**To be done:** Transcribe the records below in full; pictures stay out of the copy.

(Collection entries)

◆ ◆ ◆

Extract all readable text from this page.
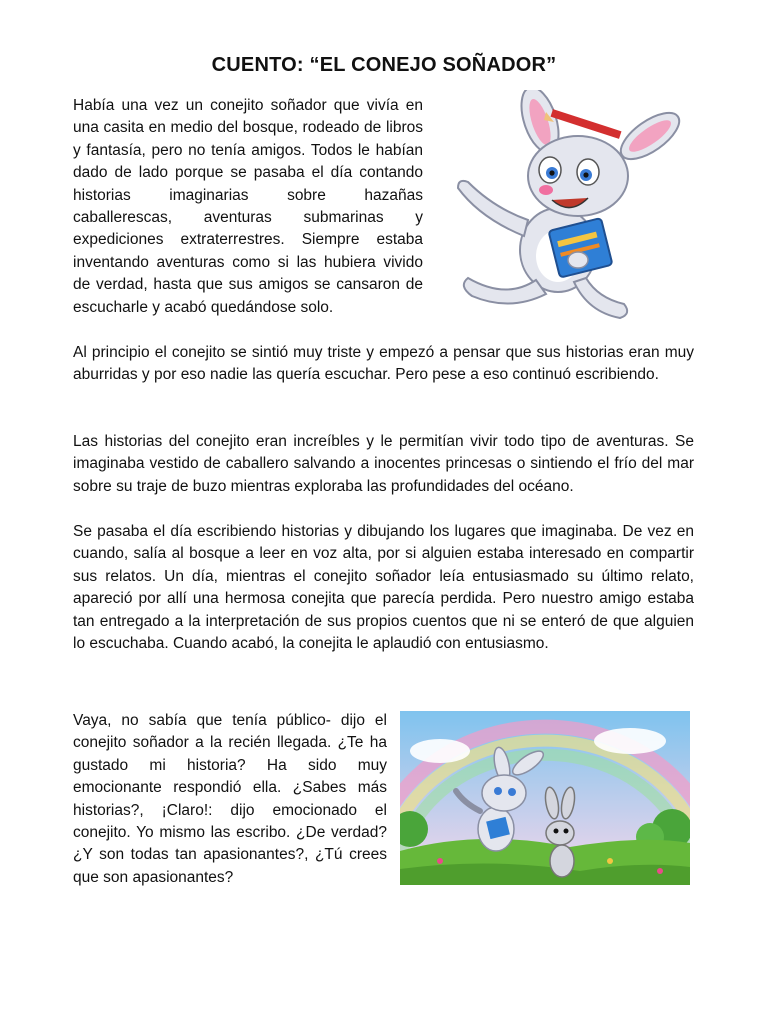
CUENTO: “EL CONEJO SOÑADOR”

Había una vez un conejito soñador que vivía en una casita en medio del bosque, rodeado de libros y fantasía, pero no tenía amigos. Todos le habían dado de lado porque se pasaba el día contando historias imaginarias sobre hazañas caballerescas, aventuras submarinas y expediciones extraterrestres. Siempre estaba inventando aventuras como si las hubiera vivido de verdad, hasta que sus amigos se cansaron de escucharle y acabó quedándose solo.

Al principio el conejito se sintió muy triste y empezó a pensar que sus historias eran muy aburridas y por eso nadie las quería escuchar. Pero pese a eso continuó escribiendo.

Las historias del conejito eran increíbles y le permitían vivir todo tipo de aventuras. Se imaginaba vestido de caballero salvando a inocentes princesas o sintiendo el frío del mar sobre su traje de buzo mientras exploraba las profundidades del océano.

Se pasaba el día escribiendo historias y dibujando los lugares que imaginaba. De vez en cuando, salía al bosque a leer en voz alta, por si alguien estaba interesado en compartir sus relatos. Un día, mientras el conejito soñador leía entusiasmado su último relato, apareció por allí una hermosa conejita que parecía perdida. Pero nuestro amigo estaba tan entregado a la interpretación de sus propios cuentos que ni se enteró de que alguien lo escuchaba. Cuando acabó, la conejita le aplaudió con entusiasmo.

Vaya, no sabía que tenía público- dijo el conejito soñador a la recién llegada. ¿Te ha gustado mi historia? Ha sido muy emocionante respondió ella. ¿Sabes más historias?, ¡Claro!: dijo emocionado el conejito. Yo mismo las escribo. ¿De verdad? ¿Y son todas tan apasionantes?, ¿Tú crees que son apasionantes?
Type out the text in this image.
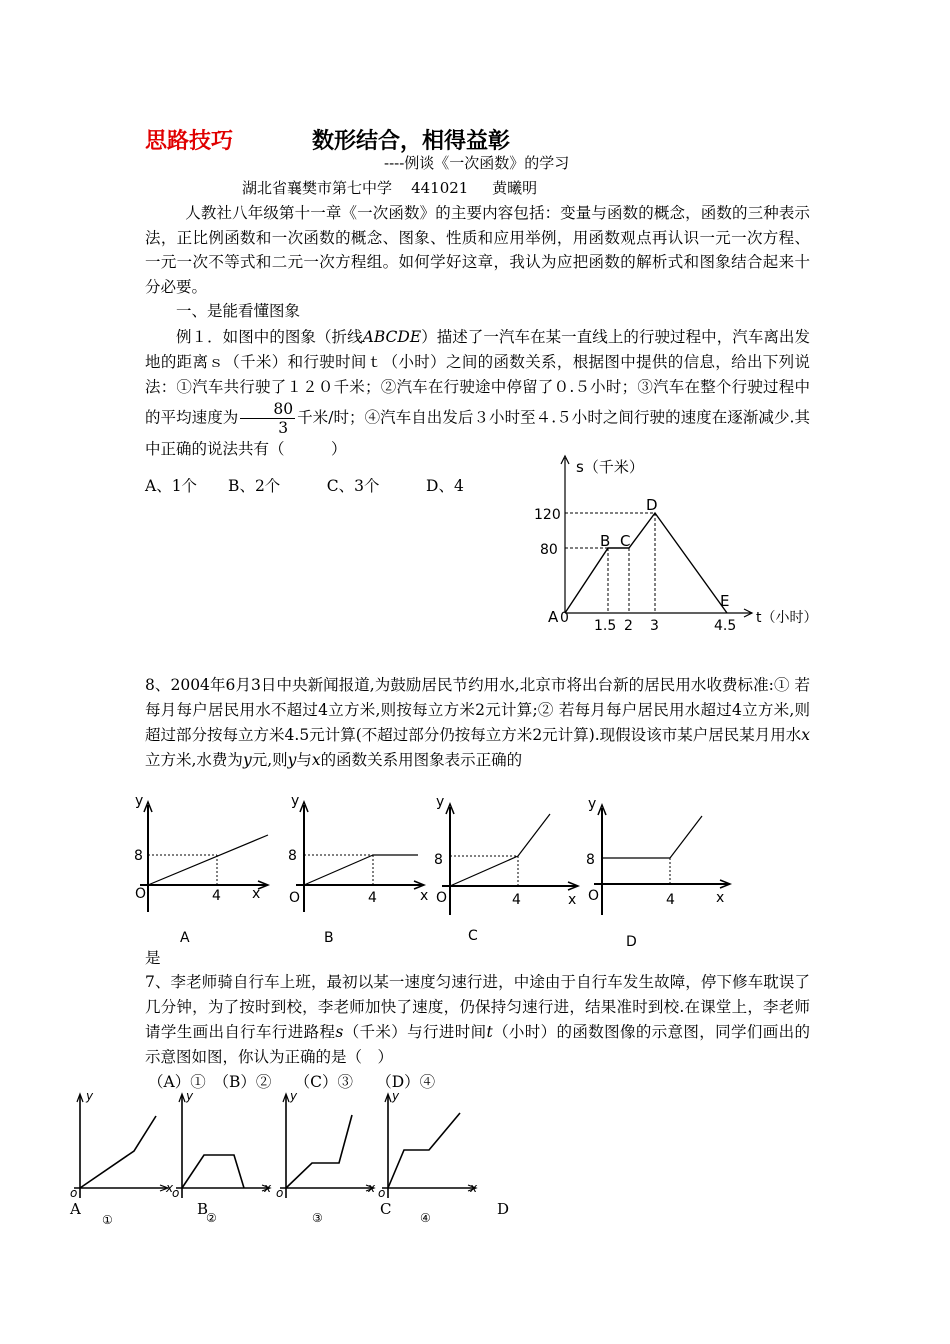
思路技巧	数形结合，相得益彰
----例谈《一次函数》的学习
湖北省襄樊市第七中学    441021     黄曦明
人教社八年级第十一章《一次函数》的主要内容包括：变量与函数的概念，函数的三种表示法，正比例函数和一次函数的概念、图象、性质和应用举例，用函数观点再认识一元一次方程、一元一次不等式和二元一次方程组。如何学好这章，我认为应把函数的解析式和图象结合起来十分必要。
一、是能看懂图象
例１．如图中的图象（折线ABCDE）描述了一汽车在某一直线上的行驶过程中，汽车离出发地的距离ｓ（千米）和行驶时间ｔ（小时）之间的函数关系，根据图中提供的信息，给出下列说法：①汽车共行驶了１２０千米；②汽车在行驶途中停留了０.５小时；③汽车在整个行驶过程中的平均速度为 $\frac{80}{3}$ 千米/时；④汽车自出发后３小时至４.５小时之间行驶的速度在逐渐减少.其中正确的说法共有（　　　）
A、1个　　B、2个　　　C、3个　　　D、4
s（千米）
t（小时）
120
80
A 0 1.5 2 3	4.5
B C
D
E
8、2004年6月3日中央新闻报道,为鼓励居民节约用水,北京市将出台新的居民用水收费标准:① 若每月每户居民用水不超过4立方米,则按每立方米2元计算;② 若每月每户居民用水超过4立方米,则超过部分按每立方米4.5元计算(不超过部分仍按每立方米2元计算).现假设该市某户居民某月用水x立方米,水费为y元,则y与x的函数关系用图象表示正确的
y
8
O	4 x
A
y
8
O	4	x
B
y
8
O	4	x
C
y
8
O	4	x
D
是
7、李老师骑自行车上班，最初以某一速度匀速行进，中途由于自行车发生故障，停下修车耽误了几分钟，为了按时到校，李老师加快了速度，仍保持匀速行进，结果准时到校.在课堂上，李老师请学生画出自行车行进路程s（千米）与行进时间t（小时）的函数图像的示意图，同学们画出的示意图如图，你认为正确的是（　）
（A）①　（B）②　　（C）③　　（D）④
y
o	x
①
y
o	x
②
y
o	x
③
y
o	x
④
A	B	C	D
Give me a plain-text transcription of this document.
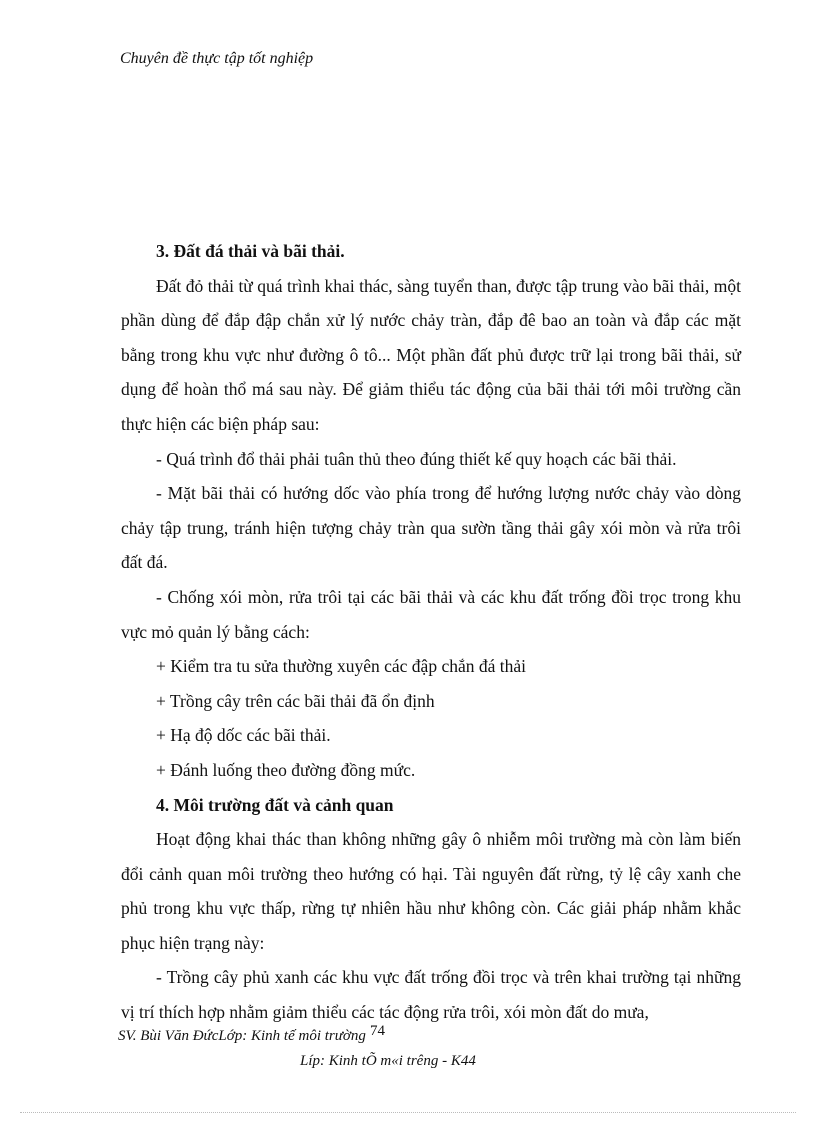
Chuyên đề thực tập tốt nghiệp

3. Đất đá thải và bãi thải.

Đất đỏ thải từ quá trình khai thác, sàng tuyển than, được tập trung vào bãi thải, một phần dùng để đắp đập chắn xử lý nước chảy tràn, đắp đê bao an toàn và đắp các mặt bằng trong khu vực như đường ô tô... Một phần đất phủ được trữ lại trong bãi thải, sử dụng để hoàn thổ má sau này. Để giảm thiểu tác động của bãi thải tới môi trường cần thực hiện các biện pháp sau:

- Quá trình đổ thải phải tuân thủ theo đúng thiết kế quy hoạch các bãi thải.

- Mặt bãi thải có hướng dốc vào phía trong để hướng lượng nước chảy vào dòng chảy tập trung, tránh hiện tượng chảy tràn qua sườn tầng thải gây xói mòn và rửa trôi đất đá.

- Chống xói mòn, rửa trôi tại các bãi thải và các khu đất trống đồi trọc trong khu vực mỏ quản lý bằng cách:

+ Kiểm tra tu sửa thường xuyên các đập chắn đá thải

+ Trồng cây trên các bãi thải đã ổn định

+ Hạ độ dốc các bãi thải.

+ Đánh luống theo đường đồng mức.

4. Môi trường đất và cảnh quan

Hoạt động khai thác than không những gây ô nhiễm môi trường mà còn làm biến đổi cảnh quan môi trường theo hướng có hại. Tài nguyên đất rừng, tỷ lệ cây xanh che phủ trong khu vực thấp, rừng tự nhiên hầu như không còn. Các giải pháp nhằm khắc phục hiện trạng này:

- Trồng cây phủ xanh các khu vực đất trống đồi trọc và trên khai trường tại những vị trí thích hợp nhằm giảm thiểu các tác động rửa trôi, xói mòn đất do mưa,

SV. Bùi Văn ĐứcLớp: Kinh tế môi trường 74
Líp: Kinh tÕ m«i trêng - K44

◆ ◆ ◆

**Response to the exercise:**
Extract all readable text from this page.
CUENTO: “EL CONEJO SOÑADOR”

Había una vez un conejito soñador que vivía en una casita en medio del bosque, rodeado de libros y fantasía, pero no tenía amigos. Todos le habían dado de lado porque se pasaba el día contando historias imaginarias sobre hazañas caballerescas, aventuras submarinas y expediciones extraterrestres. Siempre estaba inventando aventuras como si las hubiera vivido de verdad, hasta que sus amigos se cansaron de escucharle y acabó quedándose solo.

Al principio el conejito se sintió muy triste y empezó a pensar que sus historias eran muy aburridas y por eso nadie las quería escuchar. Pero pese a eso continuó escribiendo.

Las historias del conejito eran increíbles y le permitían vivir todo tipo de aventuras. Se imaginaba vestido de caballero salvando a inocentes princesas o sintiendo el frío del mar sobre su traje de buzo mientras exploraba las profundidades del océano.

Se pasaba el día escribiendo historias y dibujando los lugares que imaginaba. De vez en cuando, salía al bosque a leer en voz alta, por si alguien estaba interesado en compartir sus relatos. Un día, mientras el conejito soñador leía entusiasmado su último relato, apareció por allí una hermosa conejita que parecía perdida. Pero nuestro amigo estaba tan entregado a la interpretación de sus propios cuentos que ni se enteró de que alguien lo escuchaba. Cuando acabó, la conejita le aplaudió con entusiasmo.

Vaya, no sabía que tenía público- dijo el conejito soñador a la recién llegada. ¿Te ha gustado mi historia? Ha sido muy emocionante respondió ella. ¿Sabes más historias?, ¡Claro!: dijo emocionado el conejito. Yo mismo las escribo. ¿De verdad? ¿Y son todas tan apasionantes?, ¿Tú crees que son apasionantes?
Type out the text in this image.
思路技巧	数形结合，相得益彰
----例谈《一次函数》的学习
湖北省襄樊市第七中学    441021     黄曦明
人教社八年级第十一章《一次函数》的主要内容包括：变量与函数的概念，函数的三种表示法，正比例函数和一次函数的概念、图象、性质和应用举例，用函数观点再认识一元一次方程、一元一次不等式和二元一次方程组。如何学好这章，我认为应把函数的解析式和图象结合起来十分必要。
一、是能看懂图象
例１．如图中的图象（折线ABCDE）描述了一汽车在某一直线上的行驶过程中，汽车离出发地的距离ｓ（千米）和行驶时间ｔ（小时）之间的函数关系，根据图中提供的信息，给出下列说法：①汽车共行驶了１２０千米；②汽车在行驶途中停留了０.５小时；③汽车在整个行驶过程中的平均速度为 $\frac{80}{3}$ 千米/时；④汽车自出发后３小时至４.５小时之间行驶的速度在逐渐减少.其中正确的说法共有（　　　）
A、1个　　B、2个　　　C、3个　　　D、4
s（千米）
t（小时）
120
80
A 0 1.5 2 3	4.5
B C
D
E
8、2004年6月3日中央新闻报道,为鼓励居民节约用水,北京市将出台新的居民用水收费标准:① 若每月每户居民用水不超过4立方米,则按每立方米2元计算;② 若每月每户居民用水超过4立方米,则超过部分按每立方米4.5元计算(不超过部分仍按每立方米2元计算).现假设该市某户居民某月用水x立方米,水费为y元,则y与x的函数关系用图象表示正确的
y
8
O	4 x
A
y
8
O	4	x
B
y
8
O	4	x
C
y
8
O	4	x
D
是
7、李老师骑自行车上班，最初以某一速度匀速行进，中途由于自行车发生故障，停下修车耽误了几分钟，为了按时到校，李老师加快了速度，仍保持匀速行进，结果准时到校.在课堂上，李老师请学生画出自行车行进路程s（千米）与行进时间t（小时）的函数图像的示意图，同学们画出的示意图如图，你认为正确的是（　）
（A）①　（B）②　　（C）③　　（D）④
y
o	x
①
y
o	x
②
y
o	x
③
y
o	x
④
A	B	C	D
Give me a plain-text transcription of this document.
Chuyên đề thực tập tốt nghiệp

3. Đất đá thải và bãi thải.

Đất đỏ thải từ quá trình khai thác, sàng tuyển than, được tập trung vào bãi thải, một phần dùng để đắp đập chắn xử lý nước chảy tràn, đắp đê bao an toàn và đắp các mặt bằng trong khu vực như đường ô tô... Một phần đất phủ được trữ lại trong bãi thải, sử dụng để hoàn thổ má sau này. Để giảm thiểu tác động của bãi thải tới môi trường cần thực hiện các biện pháp sau:

- Quá trình đổ thải phải tuân thủ theo đúng thiết kế quy hoạch các bãi thải.

- Mặt bãi thải có hướng dốc vào phía trong để hướng lượng nước chảy vào dòng chảy tập trung, tránh hiện tượng chảy tràn qua sườn tầng thải gây xói mòn và rửa trôi đất đá.

- Chống xói mòn, rửa trôi tại các bãi thải và các khu đất trống đồi trọc trong khu vực mỏ quản lý bằng cách:

+ Kiểm tra tu sửa thường xuyên các đập chắn đá thải

+ Trồng cây trên các bãi thải đã ổn định

+ Hạ độ dốc các bãi thải.

+ Đánh luống theo đường đồng mức.

4. Môi trường đất và cảnh quan

Hoạt động khai thác than không những gây ô nhiễm môi trường mà còn làm biến đổi cảnh quan môi trường theo hướng có hại. Tài nguyên đất rừng, tỷ lệ cây xanh che phủ trong khu vực thấp, rừng tự nhiên hầu như không còn. Các giải pháp nhằm khắc phục hiện trạng này:

- Trồng cây phủ xanh các khu vực đất trống đồi trọc và trên khai trường tại những vị trí thích hợp nhằm giảm thiểu các tác động rửa trôi, xói mòn đất do mưa,

SV. Bùi Văn ĐứcLớp: Kinh tế môi trường 74
Líp: Kinh tÕ m«i trêng - K44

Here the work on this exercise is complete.